RECORDS SHOWN:
□ □ □ □ □ □ □
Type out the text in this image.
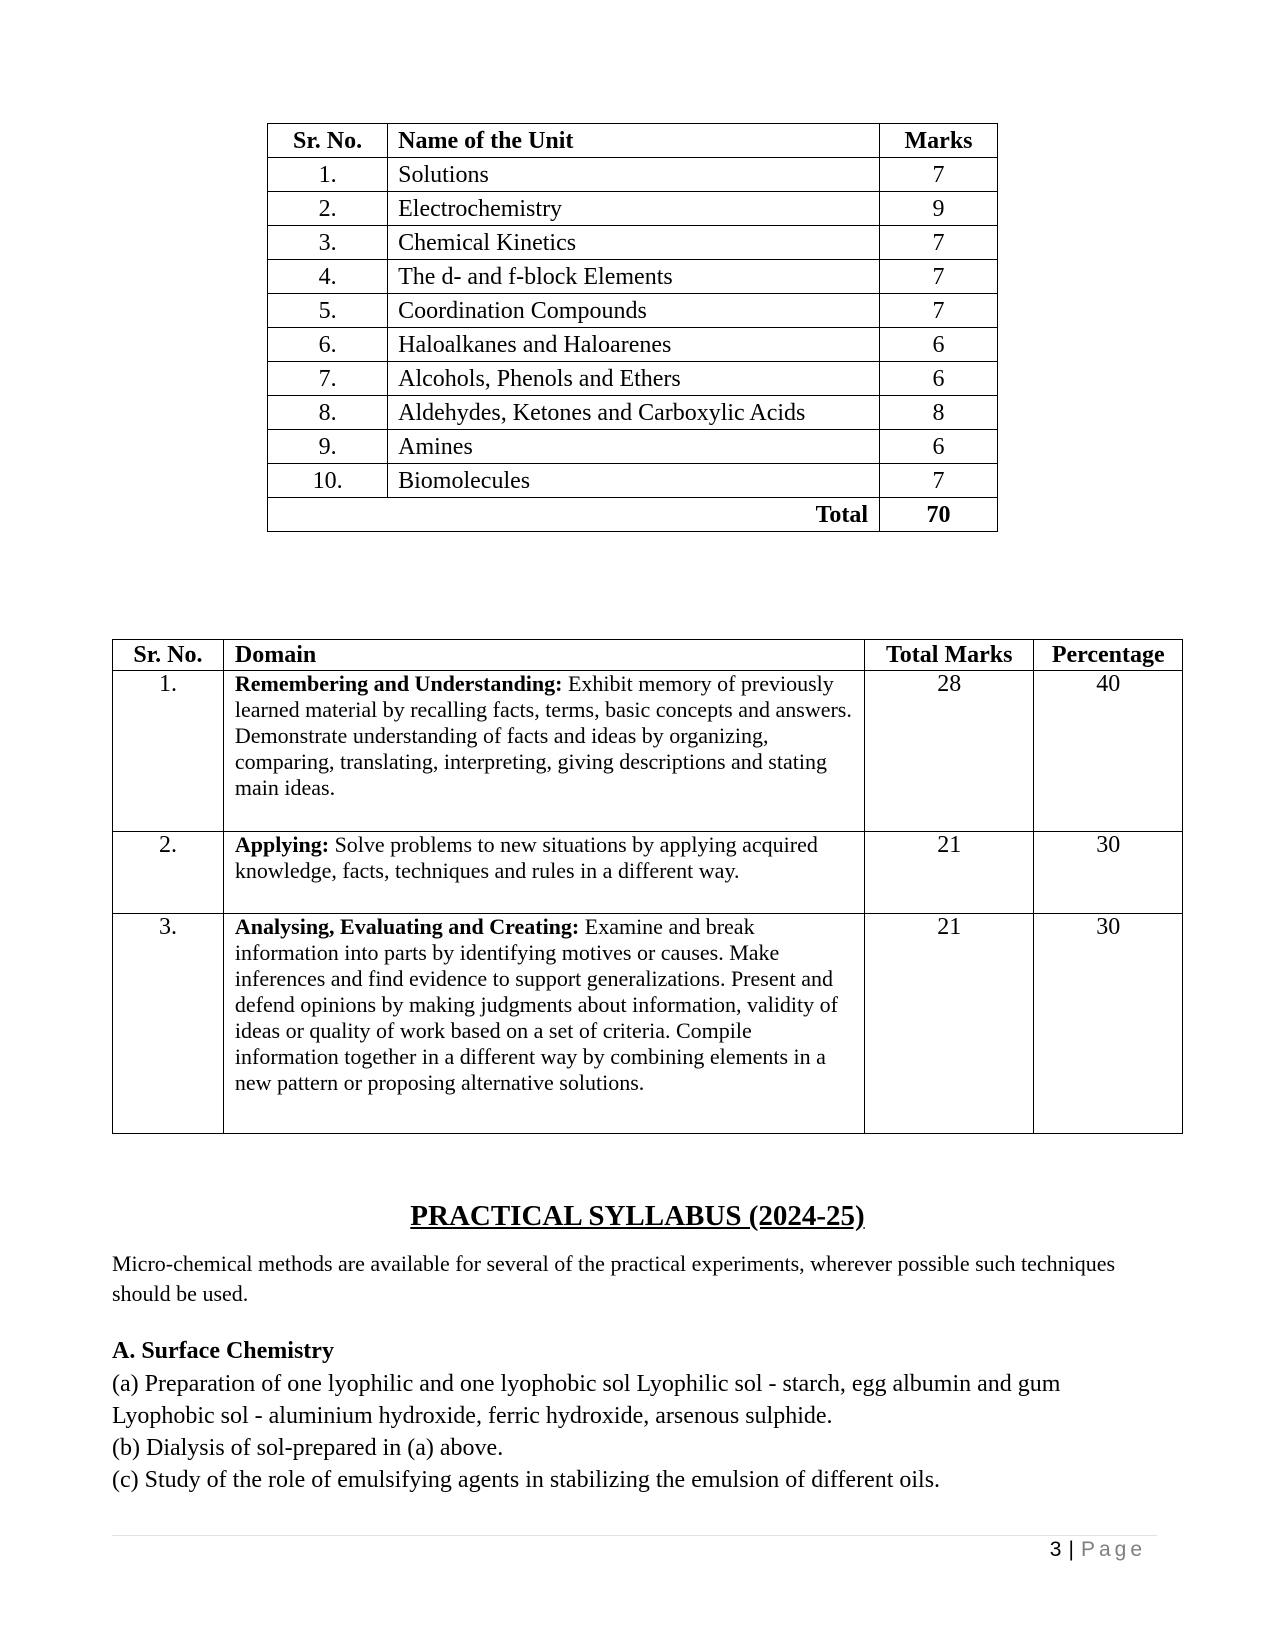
Sr. No.	Name of the Unit	Marks
1.	Solutions	7
2.	Electrochemistry	9
3.	Chemical Kinetics	7
4.	The d- and f-block Elements	7
5.	Coordination Compounds	7
6.	Haloalkanes and Haloarenes	6
7.	Alcohols, Phenols and Ethers	6
8.	Aldehydes, Ketones and Carboxylic Acids	8
9.	Amines	6
10.	Biomolecules	7
Total		70
Sr. No.	Domain	Total Marks	Percentage
1.	Remembering and Understanding: Exhibit memory of previously learned material by recalling facts, terms, basic concepts and answers. Demonstrate understanding of facts and ideas by organizing, comparing, translating, interpreting, giving descriptions and stating main ideas.	28	40
2.	Applying: Solve problems to new situations by applying acquired knowledge, facts, techniques and rules in a different way.	21	30
3.	Analysing, Evaluating and Creating: Examine and break information into parts by identifying motives or causes. Make inferences and find evidence to support generalizations. Present and defend opinions by making judgments about information, validity of ideas or quality of work based on a set of criteria. Compile information together in a different way by combining elements in a new pattern or proposing alternative solutions.	21	30
PRACTICAL SYLLABUS (2024-25)

Micro-chemical methods are available for several of the practical experiments, wherever possible such techniques should be used.

A. Surface Chemistry

(a) Preparation of one lyophilic and one lyophobic sol Lyophilic sol - starch, egg albumin and gum

Lyophobic sol - aluminium hydroxide, ferric hydroxide, arsenous sulphide.

(b) Dialysis of sol-prepared in (a) above.

(c) Study of the role of emulsifying agents in stabilizing the emulsion of different oils.

3 | Page
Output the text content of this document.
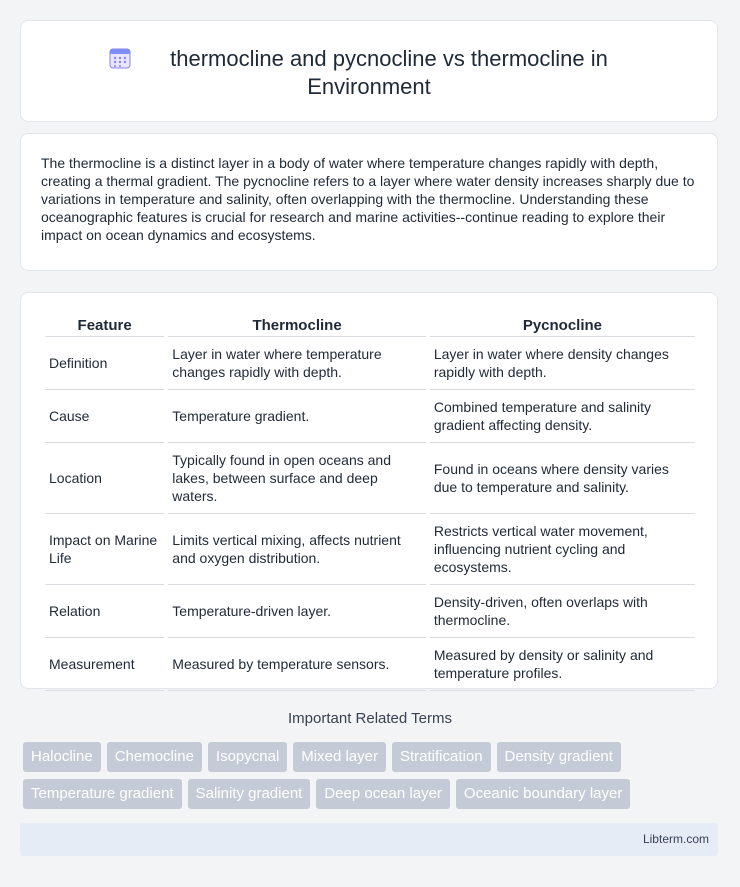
thermocline and pycnocline vs thermocline in
Environment

The thermocline is a distinct layer in a body of water where temperature changes rapidly with depth, creating a thermal gradient. The pycnocline refers to a layer where water density increases sharply due to variations in temperature and salinity, often overlapping with the thermocline. Understanding these oceanographic features is crucial for research and marine activities--continue reading to explore their impact on ocean dynamics and ecosystems.

Feature	Thermocline	Pycnocline
Definition	Layer in water where temperature changes rapidly with depth.	Layer in water where density changes rapidly with depth.
Cause	Temperature gradient.	Combined temperature and salinity gradient affecting density.
Location	Typically found in open oceans and lakes, between surface and deep waters.	Found in oceans where density varies due to temperature and salinity.
Impact on Marine Life	Limits vertical mixing, affects nutrient and oxygen distribution.	Restricts vertical water movement, influencing nutrient cycling and ecosystems.
Relation	Temperature-driven layer.	Density-driven, often overlaps with thermocline.
Measurement	Measured by temperature sensors.	Measured by density or salinity and temperature profiles.
Important Related Terms
Halocline	Chemocline	Isopycnal	Mixed layer	Stratification	Density gradient
Temperature gradient	Salinity gradient	Deep ocean layer	Oceanic boundary layer
Libterm.com
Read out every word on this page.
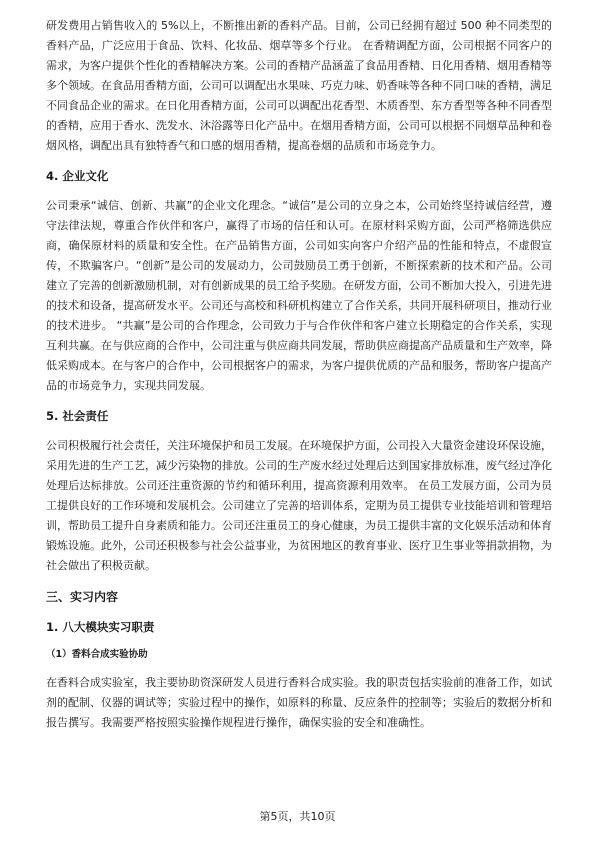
研发费用占销售收入的 5%以上，不断推出新的香料产品。目前，公司已经拥有超过 500 种不同类型的香料产品，广泛应用于食品、饮料、化妆品、烟草等多个行业。 在香精调配方面，公司根据不同客户的需求，为客户提供个性化的香精解决方案。公司的香精产品涵盖了食品用香精、日化用香精、烟用香精等多个领域。在食品用香精方面，公司可以调配出水果味、巧克力味、奶香味等各种不同口味的香精，满足不同食品企业的需求。在日化用香精方面，公司可以调配出花香型、木质香型、东方香型等各种不同香型的香精，应用于香水、洗发水、沐浴露等日化产品中。在烟用香精方面，公司可以根据不同烟草品种和卷烟风格，调配出具有独特香气和口感的烟用香精，提高卷烟的品质和市场竞争力。

4. 企业文化

公司秉承“诚信、创新、共赢”的企业文化理念。“诚信”是公司的立身之本，公司始终坚持诚信经营，遵守法律法规，尊重合作伙伴和客户，赢得了市场的信任和认可。在原材料采购方面，公司严格筛选供应商，确保原材料的质量和安全性。在产品销售方面，公司如实向客户介绍产品的性能和特点，不虚假宣传，不欺骗客户。“创新”是公司的发展动力，公司鼓励员工勇于创新，不断探索新的技术和产品。公司建立了完善的创新激励机制，对有创新成果的员工给予奖励。在研发方面，公司不断加大投入，引进先进的技术和设备，提高研发水平。公司还与高校和科研机构建立了合作关系，共同开展科研项目，推动行业的技术进步。 “共赢”是公司的合作理念，公司致力于与合作伙伴和客户建立长期稳定的合作关系，实现互利共赢。在与供应商的合作中，公司注重与供应商共同发展，帮助供应商提高产品质量和生产效率，降低采购成本。在与客户的合作中，公司根据客户的需求，为客户提供优质的产品和服务，帮助客户提高产品的市场竞争力，实现共同发展。

5. 社会责任

公司积极履行社会责任，关注环境保护和员工发展。在环境保护方面，公司投入大量资金建设环保设施，采用先进的生产工艺，减少污染物的排放。公司的生产废水经过处理后达到国家排放标准，废气经过净化处理后达标排放。公司还注重资源的节约和循环利用，提高资源利用效率。 在员工发展方面，公司为员工提供良好的工作环境和发展机会。公司建立了完善的培训体系，定期为员工提供专业技能培训和管理培训，帮助员工提升自身素质和能力。公司还注重员工的身心健康，为员工提供丰富的文化娱乐活动和体育锻炼设施。此外，公司还积极参与社会公益事业，为贫困地区的教育事业、医疗卫生事业等捐款捐物，为社会做出了积极贡献。

三、实习内容

1. 八大模块实习职责

（1）香料合成实验协助

在香料合成实验室，我主要协助资深研发人员进行香料合成实验。我的职责包括实验前的准备工作，如试剂的配制、仪器的调试等；实验过程中的操作，如原料的称量、反应条件的控制等；实验后的数据分析和报告撰写。我需要严格按照实验操作规程进行操作，确保实验的安全和准确性。

第5页，共10页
□ □ □ □ □ □ □
PROBLEM TO WORK ON: Reproduce each line word for word and drop the pictures.

SOLUTION FOR THIS PROBLEM:
Type out the text in this image.
Sr. No.	Name of the Unit	Marks
1.	Solutions	7
2.	Electrochemistry	9
3.	Chemical Kinetics	7
4.	The d- and f-block Elements	7
5.	Coordination Compounds	7
6.	Haloalkanes and Haloarenes	6
7.	Alcohols, Phenols and Ethers	6
8.	Aldehydes, Ketones and Carboxylic Acids	8
9.	Amines	6
10.	Biomolecules	7
Total		70
Sr. No.	Domain	Total Marks	Percentage
1.	Remembering and Understanding: Exhibit memory of previously learned material by recalling facts, terms, basic concepts and answers. Demonstrate understanding of facts and ideas by organizing, comparing, translating, interpreting, giving descriptions and stating main ideas.	28	40
2.	Applying: Solve problems to new situations by applying acquired knowledge, facts, techniques and rules in a different way.	21	30
3.	Analysing, Evaluating and Creating: Examine and break information into parts by identifying motives or causes. Make inferences and find evidence to support generalizations. Present and defend opinions by making judgments about information, validity of ideas or quality of work based on a set of criteria. Compile information together in a different way by combining elements in a new pattern or proposing alternative solutions.	21	30
PRACTICAL SYLLABUS (2024-25)

Micro-chemical methods are available for several of the practical experiments, wherever possible such techniques should be used.

A. Surface Chemistry

(a) Preparation of one lyophilic and one lyophobic sol Lyophilic sol - starch, egg albumin and gum

Lyophobic sol - aluminium hydroxide, ferric hydroxide, arsenous sulphide.

(b) Dialysis of sol-prepared in (a) above.

(c) Study of the role of emulsifying agents in stabilizing the emulsion of different oils.

3 | Page
Output the text content of this document.
thermocline and pycnocline vs thermocline in
Environment

The thermocline is a distinct layer in a body of water where temperature changes rapidly with depth, creating a thermal gradient. The pycnocline refers to a layer where water density increases sharply due to variations in temperature and salinity, often overlapping with the thermocline. Understanding these oceanographic features is crucial for research and marine activities--continue reading to explore their impact on ocean dynamics and ecosystems.

Feature	Thermocline	Pycnocline
Definition	Layer in water where temperature changes rapidly with depth.	Layer in water where density changes rapidly with depth.
Cause	Temperature gradient.	Combined temperature and salinity gradient affecting density.
Location	Typically found in open oceans and lakes, between surface and deep waters.	Found in oceans where density varies due to temperature and salinity.
Impact on Marine Life	Limits vertical mixing, affects nutrient and oxygen distribution.	Restricts vertical water movement, influencing nutrient cycling and ecosystems.
Relation	Temperature-driven layer.	Density-driven, often overlaps with thermocline.
Measurement	Measured by temperature sensors.	Measured by density or salinity and temperature profiles.
Important Related Terms
Halocline	Chemocline	Isopycnal	Mixed layer	Stratification	Density gradient
Temperature gradient	Salinity gradient	Deep ocean layer	Oceanic boundary layer
Libterm.com
Read out every word on this page.
研发费用占销售收入的 5%以上，不断推出新的香料产品。目前，公司已经拥有超过 500 种不同类型的香料产品，广泛应用于食品、饮料、化妆品、烟草等多个行业。 在香精调配方面，公司根据不同客户的需求，为客户提供个性化的香精解决方案。公司的香精产品涵盖了食品用香精、日化用香精、烟用香精等多个领域。在食品用香精方面，公司可以调配出水果味、巧克力味、奶香味等各种不同口味的香精，满足不同食品企业的需求。在日化用香精方面，公司可以调配出花香型、木质香型、东方香型等各种不同香型的香精，应用于香水、洗发水、沐浴露等日化产品中。在烟用香精方面，公司可以根据不同烟草品种和卷烟风格，调配出具有独特香气和口感的烟用香精，提高卷烟的品质和市场竞争力。

4. 企业文化

公司秉承“诚信、创新、共赢”的企业文化理念。“诚信”是公司的立身之本，公司始终坚持诚信经营，遵守法律法规，尊重合作伙伴和客户，赢得了市场的信任和认可。在原材料采购方面，公司严格筛选供应商，确保原材料的质量和安全性。在产品销售方面，公司如实向客户介绍产品的性能和特点，不虚假宣传，不欺骗客户。“创新”是公司的发展动力，公司鼓励员工勇于创新，不断探索新的技术和产品。公司建立了完善的创新激励机制，对有创新成果的员工给予奖励。在研发方面，公司不断加大投入，引进先进的技术和设备，提高研发水平。公司还与高校和科研机构建立了合作关系，共同开展科研项目，推动行业的技术进步。 “共赢”是公司的合作理念，公司致力于与合作伙伴和客户建立长期稳定的合作关系，实现互利共赢。在与供应商的合作中，公司注重与供应商共同发展，帮助供应商提高产品质量和生产效率，降低采购成本。在与客户的合作中，公司根据客户的需求，为客户提供优质的产品和服务，帮助客户提高产品的市场竞争力，实现共同发展。

5. 社会责任

公司积极履行社会责任，关注环境保护和员工发展。在环境保护方面，公司投入大量资金建设环保设施，采用先进的生产工艺，减少污染物的排放。公司的生产废水经过处理后达到国家排放标准，废气经过净化处理后达标排放。公司还注重资源的节约和循环利用，提高资源利用效率。 在员工发展方面，公司为员工提供良好的工作环境和发展机会。公司建立了完善的培训体系，定期为员工提供专业技能培训和管理培训，帮助员工提升自身素质和能力。公司还注重员工的身心健康，为员工提供丰富的文化娱乐活动和体育锻炼设施。此外，公司还积极参与社会公益事业，为贫困地区的教育事业、医疗卫生事业等捐款捐物，为社会做出了积极贡献。

三、实习内容

1. 八大模块实习职责

（1）香料合成实验协助

在香料合成实验室，我主要协助资深研发人员进行香料合成实验。我的职责包括实验前的准备工作，如试剂的配制、仪器的调试等；实验过程中的操作，如原料的称量、反应条件的控制等；实验后的数据分析和报告撰写。我需要严格按照实验操作规程进行操作，确保实验的安全和准确性。

第5页，共10页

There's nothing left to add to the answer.